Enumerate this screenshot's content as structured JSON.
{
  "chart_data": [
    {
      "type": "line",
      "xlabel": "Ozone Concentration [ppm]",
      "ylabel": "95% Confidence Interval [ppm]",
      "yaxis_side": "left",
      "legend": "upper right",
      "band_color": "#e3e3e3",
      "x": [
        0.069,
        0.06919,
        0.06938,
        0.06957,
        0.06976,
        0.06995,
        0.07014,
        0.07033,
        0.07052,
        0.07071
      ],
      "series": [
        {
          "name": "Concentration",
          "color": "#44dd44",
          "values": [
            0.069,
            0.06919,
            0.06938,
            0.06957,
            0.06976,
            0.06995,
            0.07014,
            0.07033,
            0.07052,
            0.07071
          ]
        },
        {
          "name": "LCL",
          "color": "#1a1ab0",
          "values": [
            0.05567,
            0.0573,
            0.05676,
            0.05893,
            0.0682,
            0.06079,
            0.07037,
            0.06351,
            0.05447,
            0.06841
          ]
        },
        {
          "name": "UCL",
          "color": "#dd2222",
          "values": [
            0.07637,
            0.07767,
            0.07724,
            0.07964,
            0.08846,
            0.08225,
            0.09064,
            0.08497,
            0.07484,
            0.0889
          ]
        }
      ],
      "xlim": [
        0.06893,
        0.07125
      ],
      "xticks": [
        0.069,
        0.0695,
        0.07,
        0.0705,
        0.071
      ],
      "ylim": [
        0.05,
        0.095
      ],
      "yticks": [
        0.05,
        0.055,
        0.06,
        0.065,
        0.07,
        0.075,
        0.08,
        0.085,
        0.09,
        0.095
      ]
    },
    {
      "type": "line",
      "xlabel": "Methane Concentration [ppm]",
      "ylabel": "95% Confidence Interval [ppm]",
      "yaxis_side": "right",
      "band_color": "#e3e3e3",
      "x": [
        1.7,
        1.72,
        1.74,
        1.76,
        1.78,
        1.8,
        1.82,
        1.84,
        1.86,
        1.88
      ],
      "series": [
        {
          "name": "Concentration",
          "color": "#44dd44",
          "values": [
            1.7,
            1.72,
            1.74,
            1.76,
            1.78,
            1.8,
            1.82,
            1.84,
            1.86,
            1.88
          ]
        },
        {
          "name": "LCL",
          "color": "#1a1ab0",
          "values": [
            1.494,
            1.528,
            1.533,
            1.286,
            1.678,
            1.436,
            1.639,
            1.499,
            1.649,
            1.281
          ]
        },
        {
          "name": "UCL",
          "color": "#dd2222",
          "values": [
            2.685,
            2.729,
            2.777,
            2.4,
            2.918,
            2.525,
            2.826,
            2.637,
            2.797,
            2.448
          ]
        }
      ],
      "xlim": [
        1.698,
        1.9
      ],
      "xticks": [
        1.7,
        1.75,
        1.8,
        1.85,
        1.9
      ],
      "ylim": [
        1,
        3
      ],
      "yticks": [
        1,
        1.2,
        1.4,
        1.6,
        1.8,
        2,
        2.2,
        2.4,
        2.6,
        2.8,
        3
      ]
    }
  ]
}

TO DO: Figure out how many lines of the data above include "right", then give the number and nothing more.

ANSWER: 2